» **OBJECTIVE**: The listing below is to be output in its exact form.

[Stored items from a collection]
- - -

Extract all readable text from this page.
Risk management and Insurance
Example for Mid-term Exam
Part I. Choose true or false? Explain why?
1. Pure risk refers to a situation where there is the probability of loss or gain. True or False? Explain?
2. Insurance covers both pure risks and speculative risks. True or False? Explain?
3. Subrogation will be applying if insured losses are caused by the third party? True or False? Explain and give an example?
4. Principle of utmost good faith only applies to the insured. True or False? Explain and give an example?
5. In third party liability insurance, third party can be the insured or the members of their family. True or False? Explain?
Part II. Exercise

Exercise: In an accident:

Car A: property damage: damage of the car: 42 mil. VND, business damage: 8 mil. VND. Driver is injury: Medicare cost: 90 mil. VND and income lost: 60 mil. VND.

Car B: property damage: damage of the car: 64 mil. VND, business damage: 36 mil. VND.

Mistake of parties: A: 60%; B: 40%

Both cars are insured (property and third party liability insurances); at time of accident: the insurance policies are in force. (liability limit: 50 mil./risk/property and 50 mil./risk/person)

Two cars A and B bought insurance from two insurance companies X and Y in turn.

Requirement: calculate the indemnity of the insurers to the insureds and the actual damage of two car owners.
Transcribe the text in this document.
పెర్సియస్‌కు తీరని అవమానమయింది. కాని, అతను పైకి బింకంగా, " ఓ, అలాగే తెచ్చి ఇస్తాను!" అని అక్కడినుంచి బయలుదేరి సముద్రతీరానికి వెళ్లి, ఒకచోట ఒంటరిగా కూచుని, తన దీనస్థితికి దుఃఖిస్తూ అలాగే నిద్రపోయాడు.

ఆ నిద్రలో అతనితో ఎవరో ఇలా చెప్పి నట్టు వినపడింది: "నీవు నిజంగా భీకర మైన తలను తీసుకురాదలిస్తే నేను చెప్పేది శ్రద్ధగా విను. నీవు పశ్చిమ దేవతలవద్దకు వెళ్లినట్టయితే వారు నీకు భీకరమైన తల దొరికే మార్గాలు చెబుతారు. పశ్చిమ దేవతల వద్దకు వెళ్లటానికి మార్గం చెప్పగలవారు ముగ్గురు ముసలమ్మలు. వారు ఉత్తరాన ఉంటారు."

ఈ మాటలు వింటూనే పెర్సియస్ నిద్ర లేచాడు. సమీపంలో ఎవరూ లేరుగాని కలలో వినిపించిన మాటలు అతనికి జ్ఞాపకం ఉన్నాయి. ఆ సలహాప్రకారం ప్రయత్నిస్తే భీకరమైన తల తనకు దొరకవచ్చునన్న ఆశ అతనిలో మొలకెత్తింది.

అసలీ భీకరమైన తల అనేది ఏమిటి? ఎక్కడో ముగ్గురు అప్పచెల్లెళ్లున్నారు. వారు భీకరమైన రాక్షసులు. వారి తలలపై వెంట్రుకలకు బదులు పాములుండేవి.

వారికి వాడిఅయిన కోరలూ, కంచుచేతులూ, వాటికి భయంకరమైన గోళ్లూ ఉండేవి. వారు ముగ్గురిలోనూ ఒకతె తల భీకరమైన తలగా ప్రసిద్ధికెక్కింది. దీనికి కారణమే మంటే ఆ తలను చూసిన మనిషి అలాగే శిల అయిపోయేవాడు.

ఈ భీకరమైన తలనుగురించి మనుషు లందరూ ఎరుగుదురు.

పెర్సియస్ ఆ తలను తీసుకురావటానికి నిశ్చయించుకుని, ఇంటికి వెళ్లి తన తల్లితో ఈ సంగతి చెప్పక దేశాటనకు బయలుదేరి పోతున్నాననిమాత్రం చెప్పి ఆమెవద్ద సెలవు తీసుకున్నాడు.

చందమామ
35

- - -

» **SOLUTION TO THIS TASK**:
Extract all readable text from this page.
Risk management and Insurance
Example for Mid-term Exam
Part I. Choose true or false? Explain why?
1. Pure risk refers to a situation where there is the probability of loss or gain. True or False? Explain?
2. Insurance covers both pure risks and speculative risks. True or False? Explain?
3. Subrogation will be applying if insured losses are caused by the third party? True or False? Explain and give an example?
4. Principle of utmost good faith only applies to the insured. True or False? Explain and give an example?
5. In third party liability insurance, third party can be the insured or the members of their family. True or False? Explain?
Part II. Exercise

Exercise: In an accident:

Car A: property damage: damage of the car: 42 mil. VND, business damage: 8 mil. VND. Driver is injury: Medicare cost: 90 mil. VND and income lost: 60 mil. VND.

Car B: property damage: damage of the car: 64 mil. VND, business damage: 36 mil. VND.

Mistake of parties: A: 60%; B: 40%

Both cars are insured (property and third party liability insurances); at time of accident: the insurance policies are in force. (liability limit: 50 mil./risk/property and 50 mil./risk/person)

Two cars A and B bought insurance from two insurance companies X and Y in turn.

Requirement: calculate the indemnity of the insurers to the insureds and the actual damage of two car owners.
Transcribe the text in this document.
పెర్సియస్‌కు తీరని అవమానమయింది. కాని, అతను పైకి బింకంగా, " ఓ, అలాగే తెచ్చి ఇస్తాను!" అని అక్కడినుంచి బయలుదేరి సముద్రతీరానికి వెళ్లి, ఒకచోట ఒంటరిగా కూచుని, తన దీనస్థితికి దుఃఖిస్తూ అలాగే నిద్రపోయాడు.

ఆ నిద్రలో అతనితో ఎవరో ఇలా చెప్పి నట్టు వినపడింది: "నీవు నిజంగా భీకర మైన తలను తీసుకురాదలిస్తే నేను చెప్పేది శ్రద్ధగా విను. నీవు పశ్చిమ దేవతలవద్దకు వెళ్లినట్టయితే వారు నీకు భీకరమైన తల దొరికే మార్గాలు చెబుతారు. పశ్చిమ దేవతల వద్దకు వెళ్లటానికి మార్గం చెప్పగలవారు ముగ్గురు ముసలమ్మలు. వారు ఉత్తరాన ఉంటారు."

ఈ మాటలు వింటూనే పెర్సియస్ నిద్ర లేచాడు. సమీపంలో ఎవరూ లేరుగాని కలలో వినిపించిన మాటలు అతనికి జ్ఞాపకం ఉన్నాయి. ఆ సలహాప్రకారం ప్రయత్నిస్తే భీకరమైన తల తనకు దొరకవచ్చునన్న ఆశ అతనిలో మొలకెత్తింది.

అసలీ భీకరమైన తల అనేది ఏమిటి? ఎక్కడో ముగ్గురు అప్పచెల్లెళ్లున్నారు. వారు భీకరమైన రాక్షసులు. వారి తలలపై వెంట్రుకలకు బదులు పాములుండేవి.

వారికి వాడిఅయిన కోరలూ, కంచుచేతులూ, వాటికి భయంకరమైన గోళ్లూ ఉండేవి. వారు ముగ్గురిలోనూ ఒకతె తల భీకరమైన తలగా ప్రసిద్ధికెక్కింది. దీనికి కారణమే మంటే ఆ తలను చూసిన మనిషి అలాగే శిల అయిపోయేవాడు.

ఈ భీకరమైన తలనుగురించి మనుషు లందరూ ఎరుగుదురు.

పెర్సియస్ ఆ తలను తీసుకురావటానికి నిశ్చయించుకుని, ఇంటికి వెళ్లి తన తల్లితో ఈ సంగతి చెప్పక దేశాటనకు బయలుదేరి పోతున్నాననిమాత్రం చెప్పి ఆమెవద్ద సెలవు తీసుకున్నాడు.

చందమామ
35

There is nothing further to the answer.